# Task goal
Are you able to retype all the records below exactly?

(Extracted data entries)
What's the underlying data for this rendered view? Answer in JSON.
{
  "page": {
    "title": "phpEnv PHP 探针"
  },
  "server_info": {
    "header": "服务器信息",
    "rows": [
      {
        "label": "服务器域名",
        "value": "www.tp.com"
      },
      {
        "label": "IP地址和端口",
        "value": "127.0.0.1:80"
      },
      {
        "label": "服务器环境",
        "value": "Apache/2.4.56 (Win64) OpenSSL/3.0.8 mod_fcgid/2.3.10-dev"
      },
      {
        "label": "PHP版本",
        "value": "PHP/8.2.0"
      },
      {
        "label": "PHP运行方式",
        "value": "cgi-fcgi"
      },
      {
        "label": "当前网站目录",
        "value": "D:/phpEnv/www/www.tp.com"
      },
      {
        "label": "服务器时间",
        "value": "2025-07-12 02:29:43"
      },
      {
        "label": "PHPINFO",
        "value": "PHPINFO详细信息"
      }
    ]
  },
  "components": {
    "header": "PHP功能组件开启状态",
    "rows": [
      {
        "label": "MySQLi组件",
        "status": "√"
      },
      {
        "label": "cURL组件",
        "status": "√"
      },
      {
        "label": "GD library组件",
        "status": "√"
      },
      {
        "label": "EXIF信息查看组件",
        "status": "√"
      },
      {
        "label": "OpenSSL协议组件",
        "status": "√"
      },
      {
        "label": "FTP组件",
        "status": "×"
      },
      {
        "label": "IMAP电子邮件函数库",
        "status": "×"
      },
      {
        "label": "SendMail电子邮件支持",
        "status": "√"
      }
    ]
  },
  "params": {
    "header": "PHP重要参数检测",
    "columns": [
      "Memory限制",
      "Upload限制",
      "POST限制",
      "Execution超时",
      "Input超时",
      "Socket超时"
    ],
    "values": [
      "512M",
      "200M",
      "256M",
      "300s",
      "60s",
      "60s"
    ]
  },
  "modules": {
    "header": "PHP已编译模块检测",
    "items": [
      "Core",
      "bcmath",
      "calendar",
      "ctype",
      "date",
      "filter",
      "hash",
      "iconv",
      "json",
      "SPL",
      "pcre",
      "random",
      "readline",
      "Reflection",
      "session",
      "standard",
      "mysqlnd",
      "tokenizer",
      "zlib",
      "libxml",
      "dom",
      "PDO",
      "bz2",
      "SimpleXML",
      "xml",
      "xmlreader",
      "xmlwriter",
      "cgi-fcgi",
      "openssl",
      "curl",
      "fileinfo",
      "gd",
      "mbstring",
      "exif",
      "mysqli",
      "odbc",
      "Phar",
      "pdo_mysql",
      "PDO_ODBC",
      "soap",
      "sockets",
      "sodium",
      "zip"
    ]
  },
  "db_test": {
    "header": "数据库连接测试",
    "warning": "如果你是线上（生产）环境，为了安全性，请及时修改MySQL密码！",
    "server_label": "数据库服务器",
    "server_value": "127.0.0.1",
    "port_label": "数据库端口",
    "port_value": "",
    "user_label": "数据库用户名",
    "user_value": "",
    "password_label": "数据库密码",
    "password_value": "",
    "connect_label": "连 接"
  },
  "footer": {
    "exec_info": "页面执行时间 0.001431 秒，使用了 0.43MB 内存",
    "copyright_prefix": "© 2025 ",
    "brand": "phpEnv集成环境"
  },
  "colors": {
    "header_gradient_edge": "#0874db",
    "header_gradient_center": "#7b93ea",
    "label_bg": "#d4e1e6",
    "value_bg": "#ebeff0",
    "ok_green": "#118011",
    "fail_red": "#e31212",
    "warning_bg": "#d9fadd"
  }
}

# Complete output
What's the underlying data for this rendered view? Answer in JSON.
{
  "page": {
    "title": "phpEnv PHP 探针"
  },
  "server_info": {
    "header": "服务器信息",
    "rows": [
      {
        "label": "服务器域名",
        "value": "www.tp.com"
      },
      {
        "label": "IP地址和端口",
        "value": "127.0.0.1:80"
      },
      {
        "label": "服务器环境",
        "value": "Apache/2.4.56 (Win64) OpenSSL/3.0.8 mod_fcgid/2.3.10-dev"
      },
      {
        "label": "PHP版本",
        "value": "PHP/8.2.0"
      },
      {
        "label": "PHP运行方式",
        "value": "cgi-fcgi"
      },
      {
        "label": "当前网站目录",
        "value": "D:/phpEnv/www/www.tp.com"
      },
      {
        "label": "服务器时间",
        "value": "2025-07-12 02:29:43"
      },
      {
        "label": "PHPINFO",
        "value": "PHPINFO详细信息"
      }
    ]
  },
  "components": {
    "header": "PHP功能组件开启状态",
    "rows": [
      {
        "label": "MySQLi组件",
        "status": "√"
      },
      {
        "label": "cURL组件",
        "status": "√"
      },
      {
        "label": "GD library组件",
        "status": "√"
      },
      {
        "label": "EXIF信息查看组件",
        "status": "√"
      },
      {
        "label": "OpenSSL协议组件",
        "status": "√"
      },
      {
        "label": "FTP组件",
        "status": "×"
      },
      {
        "label": "IMAP电子邮件函数库",
        "status": "×"
      },
      {
        "label": "SendMail电子邮件支持",
        "status": "√"
      }
    ]
  },
  "params": {
    "header": "PHP重要参数检测",
    "columns": [
      "Memory限制",
      "Upload限制",
      "POST限制",
      "Execution超时",
      "Input超时",
      "Socket超时"
    ],
    "values": [
      "512M",
      "200M",
      "256M",
      "300s",
      "60s",
      "60s"
    ]
  },
  "modules": {
    "header": "PHP已编译模块检测",
    "items": [
      "Core",
      "bcmath",
      "calendar",
      "ctype",
      "date",
      "filter",
      "hash",
      "iconv",
      "json",
      "SPL",
      "pcre",
      "random",
      "readline",
      "Reflection",
      "session",
      "standard",
      "mysqlnd",
      "tokenizer",
      "zlib",
      "libxml",
      "dom",
      "PDO",
      "bz2",
      "SimpleXML",
      "xml",
      "xmlreader",
      "xmlwriter",
      "cgi-fcgi",
      "openssl",
      "curl",
      "fileinfo",
      "gd",
      "mbstring",
      "exif",
      "mysqli",
      "odbc",
      "Phar",
      "pdo_mysql",
      "PDO_ODBC",
      "soap",
      "sockets",
      "sodium",
      "zip"
    ]
  },
  "db_test": {
    "header": "数据库连接测试",
    "warning": "如果你是线上（生产）环境，为了安全性，请及时修改MySQL密码！",
    "server_label": "数据库服务器",
    "server_value": "127.0.0.1",
    "port_label": "数据库端口",
    "port_value": "",
    "user_label": "数据库用户名",
    "user_value": "",
    "password_label": "数据库密码",
    "password_value": "",
    "connect_label": "连 接"
  },
  "footer": {
    "exec_info": "页面执行时间 0.001431 秒，使用了 0.43MB 内存",
    "copyright_prefix": "© 2025 ",
    "brand": "phpEnv集成环境"
  },
  "colors": {
    "header_gradient_edge": "#0874db",
    "header_gradient_center": "#7b93ea",
    "label_bg": "#d4e1e6",
    "value_bg": "#ebeff0",
    "ok_green": "#118011",
    "fail_red": "#e31212",
    "warning_bg": "#d9fadd"
  }
}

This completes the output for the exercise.